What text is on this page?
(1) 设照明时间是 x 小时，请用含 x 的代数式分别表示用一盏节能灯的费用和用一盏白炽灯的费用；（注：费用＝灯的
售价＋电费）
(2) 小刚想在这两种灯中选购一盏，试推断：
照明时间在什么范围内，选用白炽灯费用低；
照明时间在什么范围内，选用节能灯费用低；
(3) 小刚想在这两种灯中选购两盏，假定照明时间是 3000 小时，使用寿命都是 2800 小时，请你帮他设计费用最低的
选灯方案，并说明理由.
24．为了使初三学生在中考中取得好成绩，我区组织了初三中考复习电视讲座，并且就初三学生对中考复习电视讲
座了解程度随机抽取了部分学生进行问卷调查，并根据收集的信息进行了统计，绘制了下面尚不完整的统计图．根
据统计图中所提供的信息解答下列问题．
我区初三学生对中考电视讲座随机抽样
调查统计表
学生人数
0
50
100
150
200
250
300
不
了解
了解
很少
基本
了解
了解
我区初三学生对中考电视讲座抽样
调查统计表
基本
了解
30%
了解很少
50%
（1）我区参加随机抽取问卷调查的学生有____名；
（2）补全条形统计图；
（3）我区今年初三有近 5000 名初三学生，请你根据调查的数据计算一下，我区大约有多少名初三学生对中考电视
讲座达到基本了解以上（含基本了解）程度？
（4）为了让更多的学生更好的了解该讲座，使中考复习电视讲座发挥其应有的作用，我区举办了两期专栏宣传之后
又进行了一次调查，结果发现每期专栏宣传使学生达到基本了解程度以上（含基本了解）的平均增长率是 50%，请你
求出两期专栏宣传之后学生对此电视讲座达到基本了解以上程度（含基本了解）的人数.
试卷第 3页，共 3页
══════════════════════════════
▶ _Exercise aim_
Copy each line holding the word "照明时间在什么范围内" from the listing above.

▶ _Reply_
照明时间在什么范围内，选用白炽灯费用低；
照明时间在什么范围内，选用节能灯费用低；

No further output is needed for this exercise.